>> START
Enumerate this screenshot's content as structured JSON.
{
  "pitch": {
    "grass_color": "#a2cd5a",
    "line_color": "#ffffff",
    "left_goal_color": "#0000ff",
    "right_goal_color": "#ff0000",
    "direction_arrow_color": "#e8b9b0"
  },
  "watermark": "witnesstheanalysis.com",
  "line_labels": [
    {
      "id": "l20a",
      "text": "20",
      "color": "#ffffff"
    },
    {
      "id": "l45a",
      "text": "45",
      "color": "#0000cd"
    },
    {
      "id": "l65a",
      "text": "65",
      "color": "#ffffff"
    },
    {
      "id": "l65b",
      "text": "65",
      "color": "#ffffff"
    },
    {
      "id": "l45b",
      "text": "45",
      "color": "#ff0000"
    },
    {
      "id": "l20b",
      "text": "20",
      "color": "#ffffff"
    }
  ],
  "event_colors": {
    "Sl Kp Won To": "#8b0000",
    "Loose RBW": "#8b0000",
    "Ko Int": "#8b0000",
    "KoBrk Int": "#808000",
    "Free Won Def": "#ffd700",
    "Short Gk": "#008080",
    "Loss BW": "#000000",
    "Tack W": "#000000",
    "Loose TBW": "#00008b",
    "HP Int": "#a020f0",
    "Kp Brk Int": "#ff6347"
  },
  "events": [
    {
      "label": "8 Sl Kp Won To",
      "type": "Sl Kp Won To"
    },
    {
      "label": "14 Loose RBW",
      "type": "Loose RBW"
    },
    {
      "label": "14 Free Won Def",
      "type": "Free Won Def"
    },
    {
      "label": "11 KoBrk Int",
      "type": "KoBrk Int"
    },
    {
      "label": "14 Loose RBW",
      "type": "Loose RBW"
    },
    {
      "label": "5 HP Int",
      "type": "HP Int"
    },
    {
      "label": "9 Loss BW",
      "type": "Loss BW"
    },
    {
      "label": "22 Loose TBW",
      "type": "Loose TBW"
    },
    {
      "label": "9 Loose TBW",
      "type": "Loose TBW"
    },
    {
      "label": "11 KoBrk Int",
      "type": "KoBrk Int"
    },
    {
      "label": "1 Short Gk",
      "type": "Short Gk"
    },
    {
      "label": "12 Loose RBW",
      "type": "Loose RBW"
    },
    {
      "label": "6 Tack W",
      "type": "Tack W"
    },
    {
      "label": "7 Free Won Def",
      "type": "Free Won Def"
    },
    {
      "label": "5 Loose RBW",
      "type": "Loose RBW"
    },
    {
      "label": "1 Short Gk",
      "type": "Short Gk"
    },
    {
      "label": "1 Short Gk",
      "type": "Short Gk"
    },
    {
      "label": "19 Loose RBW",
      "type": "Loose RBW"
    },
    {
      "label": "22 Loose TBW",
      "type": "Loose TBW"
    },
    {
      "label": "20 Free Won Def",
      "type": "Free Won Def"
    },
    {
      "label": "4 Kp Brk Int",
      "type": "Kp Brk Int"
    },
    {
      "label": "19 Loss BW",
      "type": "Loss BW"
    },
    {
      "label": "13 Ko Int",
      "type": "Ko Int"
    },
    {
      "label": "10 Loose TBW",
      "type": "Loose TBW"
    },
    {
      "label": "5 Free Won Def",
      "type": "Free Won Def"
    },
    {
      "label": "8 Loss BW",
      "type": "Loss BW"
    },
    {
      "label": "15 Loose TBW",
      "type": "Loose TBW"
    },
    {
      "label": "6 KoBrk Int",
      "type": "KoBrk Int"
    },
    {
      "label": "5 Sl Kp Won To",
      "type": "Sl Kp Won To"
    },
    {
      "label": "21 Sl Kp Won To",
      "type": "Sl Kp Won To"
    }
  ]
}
>> END
INSTRUCTION:
Return every record, word for word.

ANSWER:
Enumerate this screenshot's content as structured JSON.
{
  "pitch": {
    "grass_color": "#a2cd5a",
    "line_color": "#ffffff",
    "left_goal_color": "#0000ff",
    "right_goal_color": "#ff0000",
    "direction_arrow_color": "#e8b9b0"
  },
  "watermark": "witnesstheanalysis.com",
  "line_labels": [
    {
      "id": "l20a",
      "text": "20",
      "color": "#ffffff"
    },
    {
      "id": "l45a",
      "text": "45",
      "color": "#0000cd"
    },
    {
      "id": "l65a",
      "text": "65",
      "color": "#ffffff"
    },
    {
      "id": "l65b",
      "text": "65",
      "color": "#ffffff"
    },
    {
      "id": "l45b",
      "text": "45",
      "color": "#ff0000"
    },
    {
      "id": "l20b",
      "text": "20",
      "color": "#ffffff"
    }
  ],
  "event_colors": {
    "Sl Kp Won To": "#8b0000",
    "Loose RBW": "#8b0000",
    "Ko Int": "#8b0000",
    "KoBrk Int": "#808000",
    "Free Won Def": "#ffd700",
    "Short Gk": "#008080",
    "Loss BW": "#000000",
    "Tack W": "#000000",
    "Loose TBW": "#00008b",
    "HP Int": "#a020f0",
    "Kp Brk Int": "#ff6347"
  },
  "events": [
    {
      "label": "8 Sl Kp Won To",
      "type": "Sl Kp Won To"
    },
    {
      "label": "14 Loose RBW",
      "type": "Loose RBW"
    },
    {
      "label": "14 Free Won Def",
      "type": "Free Won Def"
    },
    {
      "label": "11 KoBrk Int",
      "type": "KoBrk Int"
    },
    {
      "label": "14 Loose RBW",
      "type": "Loose RBW"
    },
    {
      "label": "5 HP Int",
      "type": "HP Int"
    },
    {
      "label": "9 Loss BW",
      "type": "Loss BW"
    },
    {
      "label": "22 Loose TBW",
      "type": "Loose TBW"
    },
    {
      "label": "9 Loose TBW",
      "type": "Loose TBW"
    },
    {
      "label": "11 KoBrk Int",
      "type": "KoBrk Int"
    },
    {
      "label": "1 Short Gk",
      "type": "Short Gk"
    },
    {
      "label": "12 Loose RBW",
      "type": "Loose RBW"
    },
    {
      "label": "6 Tack W",
      "type": "Tack W"
    },
    {
      "label": "7 Free Won Def",
      "type": "Free Won Def"
    },
    {
      "label": "5 Loose RBW",
      "type": "Loose RBW"
    },
    {
      "label": "1 Short Gk",
      "type": "Short Gk"
    },
    {
      "label": "1 Short Gk",
      "type": "Short Gk"
    },
    {
      "label": "19 Loose RBW",
      "type": "Loose RBW"
    },
    {
      "label": "22 Loose TBW",
      "type": "Loose TBW"
    },
    {
      "label": "20 Free Won Def",
      "type": "Free Won Def"
    },
    {
      "label": "4 Kp Brk Int",
      "type": "Kp Brk Int"
    },
    {
      "label": "19 Loss BW",
      "type": "Loss BW"
    },
    {
      "label": "13 Ko Int",
      "type": "Ko Int"
    },
    {
      "label": "10 Loose TBW",
      "type": "Loose TBW"
    },
    {
      "label": "5 Free Won Def",
      "type": "Free Won Def"
    },
    {
      "label": "8 Loss BW",
      "type": "Loss BW"
    },
    {
      "label": "15 Loose TBW",
      "type": "Loose TBW"
    },
    {
      "label": "6 KoBrk Int",
      "type": "KoBrk Int"
    },
    {
      "label": "5 Sl Kp Won To",
      "type": "Sl Kp Won To"
    },
    {
      "label": "21 Sl Kp Won To",
      "type": "Sl Kp Won To"
    }
  ]
}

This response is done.